#### EXTRAIT DE PAGE:
=====

Mardi, à la 78e minute du match à Foxborough (Massachussets), l'attaquant ghanéen Prince Adu avait été fauché dans la surface par le défenseur anglais Ezri Konsa, les deux pieds levés alors que le Ghanéen filait seul face au gardien adverse et que les deux équipes étaient à 0-0. L'arbitre hondurien Said Martínez n'avait pourtant pas bronché ni fait appel à la VAR.
"Nous devrions déjà être qualifiés avec six points, nous sommes bons aux penalties", a expliqué le Portugais, revenant sur l'action litigieuse. "La VAR est apparue en 2016, elle a été utilisée en Coupe du monde pour la première fois en 2018, il n'y a ni excuse ni raison qu'elle ne soit pas meilleure et il est temps que la Fifa étudie ce qui s'est passé depuis", a expliqué le coach.
Le système d'assistance vidéo "est destiné à aider les arbitres à arbitrer et à prendre les bonnes décisions, j'espère qu'il s'améliorera dans les années à venir", a-t-il conclu.

=====

#### DONNÉES FOURNIES:
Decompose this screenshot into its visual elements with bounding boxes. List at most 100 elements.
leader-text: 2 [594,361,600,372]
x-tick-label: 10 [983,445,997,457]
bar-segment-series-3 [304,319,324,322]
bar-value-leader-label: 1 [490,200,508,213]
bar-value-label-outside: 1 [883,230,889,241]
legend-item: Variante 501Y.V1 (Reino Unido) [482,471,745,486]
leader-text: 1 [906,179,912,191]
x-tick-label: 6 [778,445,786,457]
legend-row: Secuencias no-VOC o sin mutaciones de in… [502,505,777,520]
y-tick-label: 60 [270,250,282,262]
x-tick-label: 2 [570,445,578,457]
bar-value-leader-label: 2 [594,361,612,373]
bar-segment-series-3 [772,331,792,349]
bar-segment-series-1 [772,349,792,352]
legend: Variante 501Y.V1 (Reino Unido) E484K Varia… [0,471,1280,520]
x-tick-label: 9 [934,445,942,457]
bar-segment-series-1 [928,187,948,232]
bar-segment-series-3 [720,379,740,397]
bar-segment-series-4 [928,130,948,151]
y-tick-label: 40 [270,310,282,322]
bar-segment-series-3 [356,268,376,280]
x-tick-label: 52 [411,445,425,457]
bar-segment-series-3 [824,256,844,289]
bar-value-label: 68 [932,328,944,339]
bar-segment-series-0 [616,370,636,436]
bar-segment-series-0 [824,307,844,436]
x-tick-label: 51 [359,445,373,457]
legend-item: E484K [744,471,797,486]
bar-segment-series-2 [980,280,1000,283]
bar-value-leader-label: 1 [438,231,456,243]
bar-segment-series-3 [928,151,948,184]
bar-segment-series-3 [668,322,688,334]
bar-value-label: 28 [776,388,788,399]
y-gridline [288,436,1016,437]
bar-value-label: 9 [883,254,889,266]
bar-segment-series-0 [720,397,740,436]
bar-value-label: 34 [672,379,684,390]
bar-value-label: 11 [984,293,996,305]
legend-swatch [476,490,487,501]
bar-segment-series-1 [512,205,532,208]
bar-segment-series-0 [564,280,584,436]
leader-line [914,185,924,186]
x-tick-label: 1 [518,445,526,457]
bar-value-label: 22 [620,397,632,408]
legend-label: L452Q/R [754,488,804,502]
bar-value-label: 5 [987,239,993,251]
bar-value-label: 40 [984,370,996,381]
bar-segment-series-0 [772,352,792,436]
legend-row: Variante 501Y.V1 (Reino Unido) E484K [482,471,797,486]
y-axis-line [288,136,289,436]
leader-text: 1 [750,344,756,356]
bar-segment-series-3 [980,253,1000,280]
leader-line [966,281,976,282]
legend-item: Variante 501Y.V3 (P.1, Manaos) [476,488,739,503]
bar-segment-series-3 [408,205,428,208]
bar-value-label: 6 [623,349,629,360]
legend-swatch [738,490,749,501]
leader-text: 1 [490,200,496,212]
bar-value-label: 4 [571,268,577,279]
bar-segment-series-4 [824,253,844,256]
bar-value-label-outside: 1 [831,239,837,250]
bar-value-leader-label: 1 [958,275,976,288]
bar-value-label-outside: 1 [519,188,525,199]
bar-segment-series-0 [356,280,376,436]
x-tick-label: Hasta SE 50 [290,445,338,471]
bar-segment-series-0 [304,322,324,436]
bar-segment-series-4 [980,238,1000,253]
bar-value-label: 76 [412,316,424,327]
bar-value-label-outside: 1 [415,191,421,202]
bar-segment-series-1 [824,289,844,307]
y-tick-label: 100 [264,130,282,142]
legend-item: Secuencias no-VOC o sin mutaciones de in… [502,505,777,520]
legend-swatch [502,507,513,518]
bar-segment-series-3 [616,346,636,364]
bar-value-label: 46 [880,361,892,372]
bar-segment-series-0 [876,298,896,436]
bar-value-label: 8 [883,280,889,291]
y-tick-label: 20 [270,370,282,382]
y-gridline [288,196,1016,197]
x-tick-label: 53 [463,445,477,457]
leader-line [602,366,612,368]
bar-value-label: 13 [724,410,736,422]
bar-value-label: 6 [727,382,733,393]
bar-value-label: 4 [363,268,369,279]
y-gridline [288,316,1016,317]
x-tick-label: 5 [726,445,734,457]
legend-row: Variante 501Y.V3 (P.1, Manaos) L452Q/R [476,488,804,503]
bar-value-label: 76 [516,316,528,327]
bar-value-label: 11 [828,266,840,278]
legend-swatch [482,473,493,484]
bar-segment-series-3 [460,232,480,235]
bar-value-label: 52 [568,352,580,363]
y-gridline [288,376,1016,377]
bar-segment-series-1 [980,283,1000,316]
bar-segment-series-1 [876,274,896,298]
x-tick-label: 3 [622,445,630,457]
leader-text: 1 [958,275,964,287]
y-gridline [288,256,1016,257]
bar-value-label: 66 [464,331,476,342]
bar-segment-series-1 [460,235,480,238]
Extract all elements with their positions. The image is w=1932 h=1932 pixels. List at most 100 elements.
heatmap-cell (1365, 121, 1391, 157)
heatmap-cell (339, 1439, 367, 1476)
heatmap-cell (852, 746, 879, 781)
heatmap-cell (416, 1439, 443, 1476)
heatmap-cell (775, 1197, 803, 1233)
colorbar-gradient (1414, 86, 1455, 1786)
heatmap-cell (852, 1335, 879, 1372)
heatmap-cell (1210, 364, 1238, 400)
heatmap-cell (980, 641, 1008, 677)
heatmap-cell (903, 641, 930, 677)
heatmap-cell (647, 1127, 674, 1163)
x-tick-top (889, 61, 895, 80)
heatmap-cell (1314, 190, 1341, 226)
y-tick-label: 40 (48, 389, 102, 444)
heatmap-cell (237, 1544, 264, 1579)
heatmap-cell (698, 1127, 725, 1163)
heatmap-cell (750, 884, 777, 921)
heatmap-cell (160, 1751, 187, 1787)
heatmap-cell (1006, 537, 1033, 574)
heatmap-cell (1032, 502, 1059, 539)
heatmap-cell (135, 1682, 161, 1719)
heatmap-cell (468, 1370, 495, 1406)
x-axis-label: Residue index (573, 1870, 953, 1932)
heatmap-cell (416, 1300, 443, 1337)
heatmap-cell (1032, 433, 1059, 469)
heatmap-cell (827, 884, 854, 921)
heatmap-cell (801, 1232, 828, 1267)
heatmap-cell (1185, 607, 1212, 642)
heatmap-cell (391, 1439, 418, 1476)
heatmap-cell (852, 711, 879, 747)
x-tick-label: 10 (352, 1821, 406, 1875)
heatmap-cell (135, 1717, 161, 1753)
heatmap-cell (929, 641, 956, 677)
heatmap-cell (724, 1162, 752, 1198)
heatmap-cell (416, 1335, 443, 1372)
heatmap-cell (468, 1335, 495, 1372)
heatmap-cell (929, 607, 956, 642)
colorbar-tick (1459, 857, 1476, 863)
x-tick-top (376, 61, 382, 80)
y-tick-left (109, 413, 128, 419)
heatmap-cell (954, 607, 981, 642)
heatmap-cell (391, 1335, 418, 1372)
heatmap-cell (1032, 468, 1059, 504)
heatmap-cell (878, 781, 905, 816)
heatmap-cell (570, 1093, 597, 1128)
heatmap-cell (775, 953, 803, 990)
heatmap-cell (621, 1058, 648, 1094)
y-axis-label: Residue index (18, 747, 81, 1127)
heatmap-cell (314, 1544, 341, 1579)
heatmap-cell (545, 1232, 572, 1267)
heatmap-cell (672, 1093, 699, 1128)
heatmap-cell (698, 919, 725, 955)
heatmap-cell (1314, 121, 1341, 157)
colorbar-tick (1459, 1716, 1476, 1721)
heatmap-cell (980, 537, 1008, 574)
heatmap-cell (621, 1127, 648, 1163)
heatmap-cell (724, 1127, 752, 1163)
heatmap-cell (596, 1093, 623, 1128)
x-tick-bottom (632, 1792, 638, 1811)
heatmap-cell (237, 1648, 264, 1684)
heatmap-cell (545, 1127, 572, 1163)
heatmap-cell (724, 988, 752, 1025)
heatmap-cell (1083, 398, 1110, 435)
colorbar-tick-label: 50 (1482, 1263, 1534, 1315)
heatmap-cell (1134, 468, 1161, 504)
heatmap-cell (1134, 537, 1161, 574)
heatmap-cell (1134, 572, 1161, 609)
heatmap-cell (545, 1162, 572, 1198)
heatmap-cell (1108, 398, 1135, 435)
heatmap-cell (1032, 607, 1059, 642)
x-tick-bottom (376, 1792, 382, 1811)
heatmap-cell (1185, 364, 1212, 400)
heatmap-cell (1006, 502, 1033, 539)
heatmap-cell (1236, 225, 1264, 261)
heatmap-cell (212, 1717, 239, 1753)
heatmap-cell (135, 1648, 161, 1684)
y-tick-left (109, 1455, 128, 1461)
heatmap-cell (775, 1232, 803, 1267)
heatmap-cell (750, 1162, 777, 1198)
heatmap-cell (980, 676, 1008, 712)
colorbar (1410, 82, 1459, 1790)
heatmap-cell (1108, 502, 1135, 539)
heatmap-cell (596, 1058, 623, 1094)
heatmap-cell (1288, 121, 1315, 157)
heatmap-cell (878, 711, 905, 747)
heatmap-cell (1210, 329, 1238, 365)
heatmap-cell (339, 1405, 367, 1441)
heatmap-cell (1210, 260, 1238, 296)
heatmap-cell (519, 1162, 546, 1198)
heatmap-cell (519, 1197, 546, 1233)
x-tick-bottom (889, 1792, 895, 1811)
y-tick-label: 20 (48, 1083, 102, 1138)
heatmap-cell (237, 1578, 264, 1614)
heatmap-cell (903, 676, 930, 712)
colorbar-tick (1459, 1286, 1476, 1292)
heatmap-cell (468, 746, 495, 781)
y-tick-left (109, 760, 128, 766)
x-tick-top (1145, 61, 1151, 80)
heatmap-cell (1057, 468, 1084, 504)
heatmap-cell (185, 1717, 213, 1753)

=====

#### EXERCICES:
1/ D'après l'article sur la VAR, quel joueur a fauché Prince Adu dans la surface ?
2/ Reprenez l'article sur la VAR à la suite de sa dernière phrase.

#### RÉPONSES:
1/ Le défenseur anglais Ezri Konsa.

2/
L'attaquant Antoine Semenyo a aussi admis que les joueurs ghanéens n'avaient pas assez protesté auprès de l'arbitre pour le convaincre de faire appel à la VAR. "Les joueurs doivent serrer l'arbitre pour se plaindre, on doit être plus agressifs envers les arbitres, rester avec eux plus longtemps, parce c'est vraiment frustrant que l'action n'ait pas été vérifiée par la VAR".
Queiroz, qui dispute sa quatrième Coupe du monde comme sélectionneur, s'était déjà montré ironique après le match de mercred i: "La VAR marche encore au Mondial ? J'ai des doutes, la VAR est partie prendre un café", avait-il lancé, assurant qu'"il y avait clairement penalty."